_Task to complete:_
Using the data beneath, show every line that includes the word "this".

[start of Exercise materials]

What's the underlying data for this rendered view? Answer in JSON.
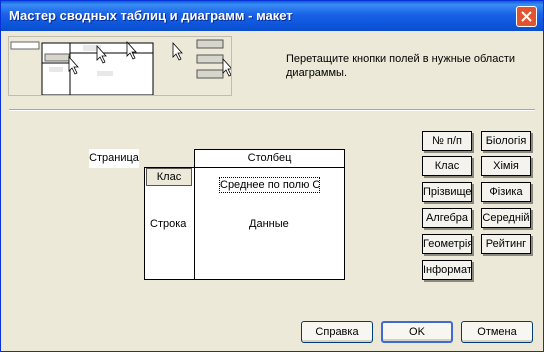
{
  "window": {
    "title": "Мастер сводных таблиц и диаграмм - макет"
  },
  "instructions": "Перетащите кнопки полей в нужные области диаграммы.",
  "layout": {
    "page_label": "Страница",
    "column_label": "Столбец",
    "row_label": "Строка",
    "data_label": "Данные",
    "row_field": "Клас",
    "data_field": "Среднее по полю С"
  },
  "fields": [
    "№ п/п",
    "Біологія",
    "Клас",
    "Хімія",
    "Прізвище",
    "Фізика",
    "Алгебра",
    "Середній",
    "Геометрія",
    "Рейтинг",
    "Інформат"
  ],
  "buttons": {
    "help": "Справка",
    "ok": "OK",
    "cancel": "Отмена"
  }
}
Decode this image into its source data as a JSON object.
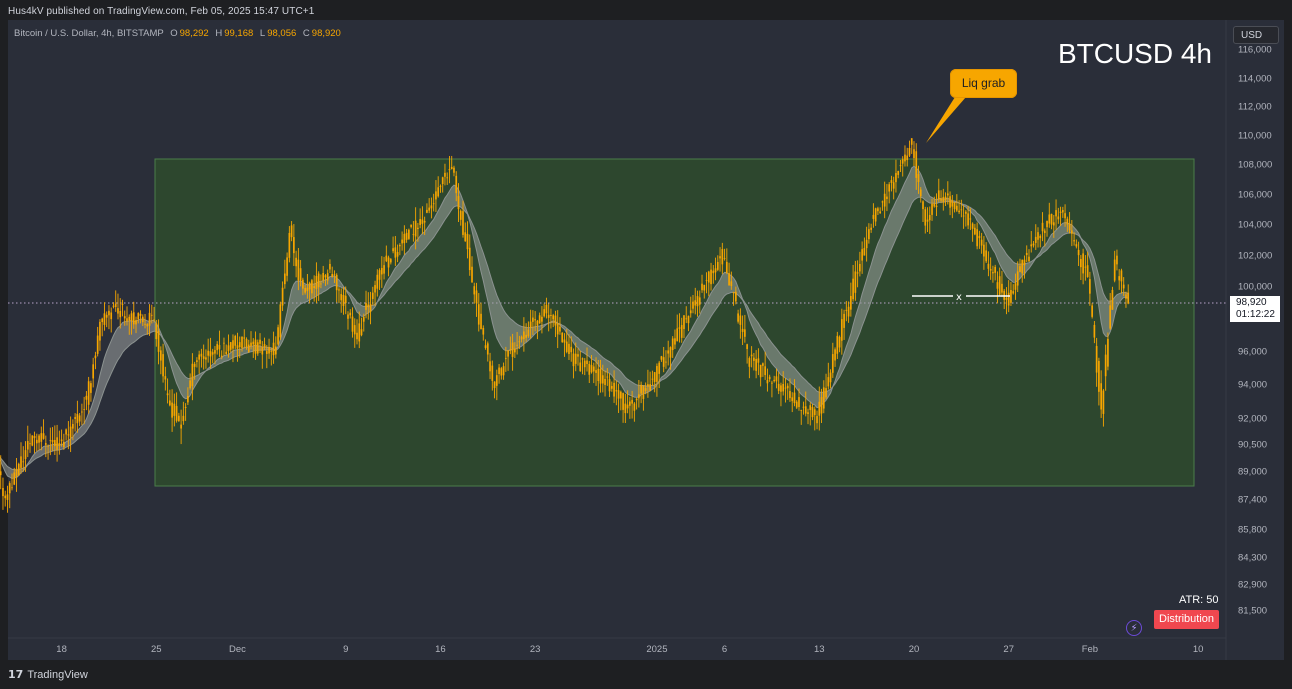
{
  "publish_bar": "Hus4kV published on TradingView.com, Feb 05, 2025 15:47 UTC+1",
  "footer_logo_text": "TradingView",
  "legend": {
    "symbol": "Bitcoin / U.S. Dollar, 4h, BITSTAMP",
    "o_key": "O",
    "o_val": "98,292",
    "h_key": "H",
    "h_val": "99,168",
    "l_key": "L",
    "l_val": "98,056",
    "c_key": "C",
    "c_val": "98,920"
  },
  "title": "BTCUSD 4h",
  "currency_button": "USD",
  "last_price": "98,920",
  "countdown": "01:12:22",
  "annotation": "Liq grab",
  "atr_label": "ATR: 50",
  "badge_label": "Distribution",
  "colors": {
    "background": "#2a2e39",
    "candle": "#f7a600",
    "range_box": "#2d4a2e",
    "range_border": "#4a7d49",
    "ma_band": "#9ca3a0",
    "callout": "#f7a600",
    "badge": "#f0474f"
  },
  "chart_data": {
    "type": "candlestick",
    "title": "BTCUSD 4h",
    "y_axis_ticks": [
      "116,000",
      "114,000",
      "112,000",
      "110,000",
      "108,000",
      "106,000",
      "104,000",
      "102,000",
      "100,000",
      "96,000",
      "94,000",
      "92,000",
      "90,500",
      "89,000",
      "87,400",
      "85,800",
      "84,300",
      "82,900",
      "81,500"
    ],
    "x_axis_ticks": [
      "18",
      "25",
      "Dec",
      "9",
      "16",
      "23",
      "2025",
      "6",
      "13",
      "20",
      "27",
      "Feb",
      "10"
    ],
    "range_box": {
      "low": 88300,
      "high": 108400,
      "start": "Nov 25",
      "end": "Feb 10"
    },
    "liq_grab_high": 109300,
    "swing_low_line": {
      "price": 99000,
      "start": "Jan 20",
      "end": "Jan 27"
    },
    "last_close": 98920,
    "price_path": [
      {
        "date": "Nov 13",
        "price": 90000
      },
      {
        "date": "Nov 14",
        "price": 87500
      },
      {
        "date": "Nov 16",
        "price": 91000
      },
      {
        "date": "Nov 18",
        "price": 90500
      },
      {
        "date": "Nov 20",
        "price": 93000
      },
      {
        "date": "Nov 21",
        "price": 97500
      },
      {
        "date": "Nov 22",
        "price": 98800
      },
      {
        "date": "Nov 24",
        "price": 97800
      },
      {
        "date": "Nov 25",
        "price": 98000
      },
      {
        "date": "Nov 26",
        "price": 93000
      },
      {
        "date": "Nov 27",
        "price": 91500
      },
      {
        "date": "Nov 28",
        "price": 95500
      },
      {
        "date": "Dec 01",
        "price": 96500
      },
      {
        "date": "Dec 04",
        "price": 96000
      },
      {
        "date": "Dec 05",
        "price": 103500
      },
      {
        "date": "Dec 06",
        "price": 99500
      },
      {
        "date": "Dec 08",
        "price": 101000
      },
      {
        "date": "Dec 10",
        "price": 97000
      },
      {
        "date": "Dec 12",
        "price": 101500
      },
      {
        "date": "Dec 15",
        "price": 104500
      },
      {
        "date": "Dec 17",
        "price": 107800
      },
      {
        "date": "Dec 19",
        "price": 98000
      },
      {
        "date": "Dec 20",
        "price": 94000
      },
      {
        "date": "Dec 22",
        "price": 97000
      },
      {
        "date": "Dec 24",
        "price": 98500
      },
      {
        "date": "Dec 26",
        "price": 95500
      },
      {
        "date": "Dec 28",
        "price": 94500
      },
      {
        "date": "Dec 30",
        "price": 92500
      },
      {
        "date": "Jan 01",
        "price": 94500
      },
      {
        "date": "Jan 03",
        "price": 97500
      },
      {
        "date": "Jan 06",
        "price": 102000
      },
      {
        "date": "Jan 08",
        "price": 95500
      },
      {
        "date": "Jan 10",
        "price": 94000
      },
      {
        "date": "Jan 13",
        "price": 92000
      },
      {
        "date": "Jan 15",
        "price": 98000
      },
      {
        "date": "Jan 17",
        "price": 104000
      },
      {
        "date": "Jan 20",
        "price": 109300
      },
      {
        "date": "Jan 21",
        "price": 104000
      },
      {
        "date": "Jan 22",
        "price": 106000
      },
      {
        "date": "Jan 24",
        "price": 104500
      },
      {
        "date": "Jan 27",
        "price": 99000
      },
      {
        "date": "Jan 29",
        "price": 103000
      },
      {
        "date": "Jan 31",
        "price": 105000
      },
      {
        "date": "Feb 02",
        "price": 100500
      },
      {
        "date": "Feb 03",
        "price": 92500
      },
      {
        "date": "Feb 04",
        "price": 101500
      },
      {
        "date": "Feb 05",
        "price": 98920
      }
    ]
  }
}
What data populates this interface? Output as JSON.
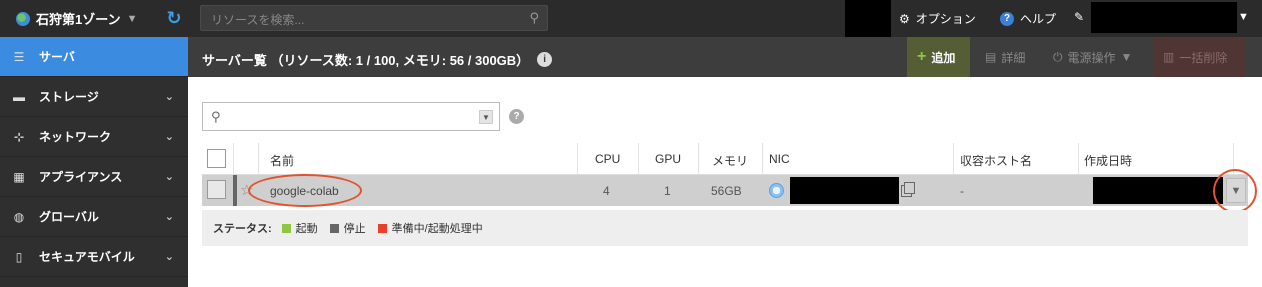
{
  "topbar": {
    "zone_label": "石狩第1ゾーン",
    "search_placeholder": "リソースを検索...",
    "options_label": "オプション",
    "help_label": "ヘルプ"
  },
  "sidebar": {
    "items": [
      {
        "label": "サーバ",
        "icon": "server-icon",
        "active": true
      },
      {
        "label": "ストレージ",
        "icon": "storage-icon"
      },
      {
        "label": "ネットワーク",
        "icon": "network-icon"
      },
      {
        "label": "アプライアンス",
        "icon": "grid-icon"
      },
      {
        "label": "グローバル",
        "icon": "globe-icon"
      },
      {
        "label": "セキュアモバイル",
        "icon": "mobile-icon"
      }
    ]
  },
  "header": {
    "title": "サーバー覧 （リソース数: 1 / 100, メモリ: 56 / 300GB）",
    "add_label": "追加",
    "detail_label": "詳細",
    "power_label": "電源操作",
    "bulk_delete_label": "一括削除"
  },
  "table": {
    "columns": [
      "名前",
      "CPU",
      "GPU",
      "メモリ",
      "NIC",
      "収容ホスト名",
      "作成日時"
    ],
    "rows": [
      {
        "name": "google-colab",
        "cpu": "4",
        "gpu": "1",
        "memory": "56GB",
        "host": "-"
      }
    ]
  },
  "legend": {
    "label": "ステータス:",
    "items": [
      {
        "label": "起動",
        "color": "#8dc63f"
      },
      {
        "label": "停止",
        "color": "#666666"
      },
      {
        "label": "準備中/起動処理中",
        "color": "#e8402a"
      }
    ]
  }
}
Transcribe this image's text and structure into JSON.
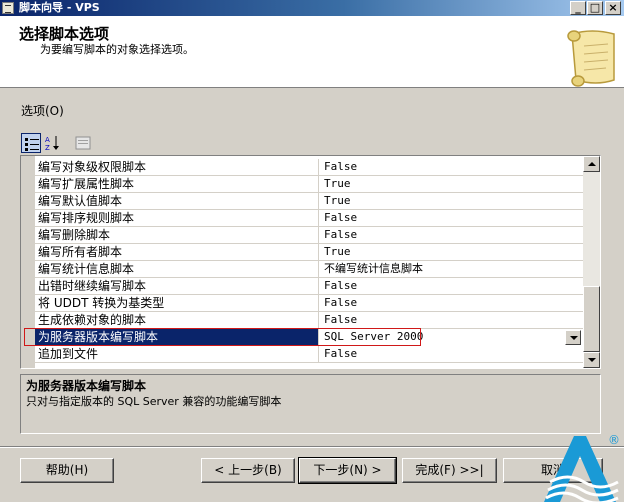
{
  "window": {
    "title": "脚本向导 - VPS",
    "minimize": "_",
    "maximize": "□",
    "close": "×"
  },
  "header": {
    "title": "选择脚本选项",
    "subtitle": "为要编写脚本的对象选择选项。"
  },
  "options_label": "选项(O)",
  "grid": {
    "rows": [
      {
        "name": "编写对象级权限脚本",
        "value": "False"
      },
      {
        "name": "编写扩展属性脚本",
        "value": "True"
      },
      {
        "name": "编写默认值脚本",
        "value": "True"
      },
      {
        "name": "编写排序规则脚本",
        "value": "False"
      },
      {
        "name": "编写删除脚本",
        "value": "False"
      },
      {
        "name": "编写所有者脚本",
        "value": "True"
      },
      {
        "name": "编写统计信息脚本",
        "value": "不编写统计信息脚本"
      },
      {
        "name": "出错时继续编写脚本",
        "value": "False"
      },
      {
        "name": "将 UDDT 转换为基类型",
        "value": "False"
      },
      {
        "name": "生成依赖对象的脚本",
        "value": "False"
      },
      {
        "name": "为服务器版本编写脚本",
        "value": "SQL Server 2000"
      },
      {
        "name": "追加到文件",
        "value": "False"
      }
    ],
    "selected_index": 10
  },
  "description": {
    "title": "为服务器版本编写脚本",
    "text": "只对与指定版本的 SQL Server 兼容的功能编写脚本"
  },
  "buttons": {
    "help": "帮助(H)",
    "back": "< 上一步(B)",
    "next": "下一步(N) >",
    "finish": "完成(F) >>|",
    "cancel": "取消"
  },
  "logo": {
    "registered": "®",
    "accent": "#1a9ad6"
  }
}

[end of Exercise materials]

_The output:_
What's the underlying data for this rendered view? Answer in JSON.
Decode this image into its source data as a JSON object.
What data populates this interface? Output as JSON.
Transcribe this image's text and structure into JSON.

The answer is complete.